**Objective**:
Every line below should be copied exactly; drop the pictures.
+ + + +
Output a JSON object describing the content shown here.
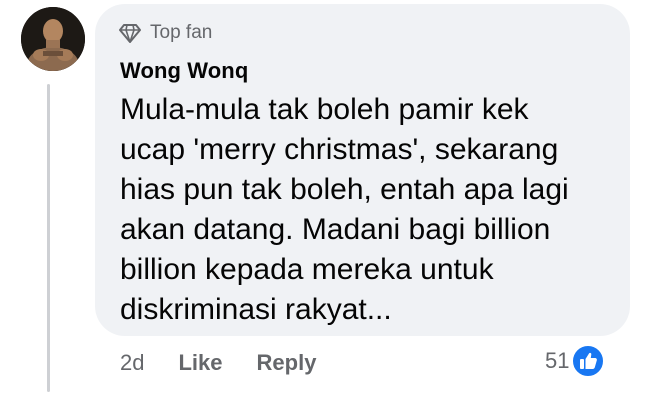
{
  "comment": {
    "badge_label": "Top fan",
    "badge_icon": "diamond-icon",
    "author": "Wong Wonq",
    "text": "Mula-mula tak boleh pamir kek ucap 'merry christmas', sekarang hias pun tak boleh, entah apa lagi akan datang. Madani bagi billion billion kepada mereka untuk diskriminasi rakyat...",
    "timestamp": "2d",
    "like_label": "Like",
    "reply_label": "Reply",
    "reaction_count": "51",
    "reaction_icon": "like-thumb-icon"
  },
  "colors": {
    "bubble_bg": "#f0f2f5",
    "secondary_text": "#65676b",
    "like_blue": "#1877f2",
    "thread_line": "#ced0d4"
  }
}
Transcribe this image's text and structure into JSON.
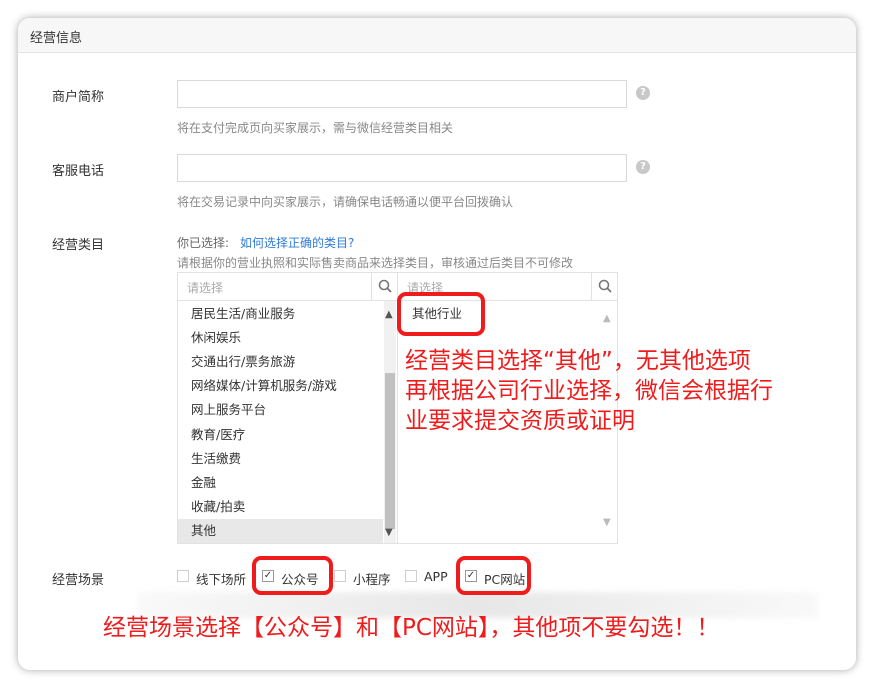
+ + + +
**Final result**:
Output a JSON object describing the content shown here.
{
  "comment": {
    "badge_label": "Top fan",
    "badge_icon": "diamond-icon",
    "author": "Wong Wonq",
    "text": "Mula-mula tak boleh pamir kek ucap 'merry christmas', sekarang hias pun tak boleh, entah apa lagi akan datang. Madani bagi billion billion kepada mereka untuk diskriminasi rakyat...",
    "timestamp": "2d",
    "like_label": "Like",
    "reply_label": "Reply",
    "reaction_count": "51",
    "reaction_icon": "like-thumb-icon"
  },
  "colors": {
    "bubble_bg": "#f0f2f5",
    "secondary_text": "#65676b",
    "like_blue": "#1877f2",
    "thread_line": "#ced0d4"
  }
}
Transcribe this image's text and structure into JSON.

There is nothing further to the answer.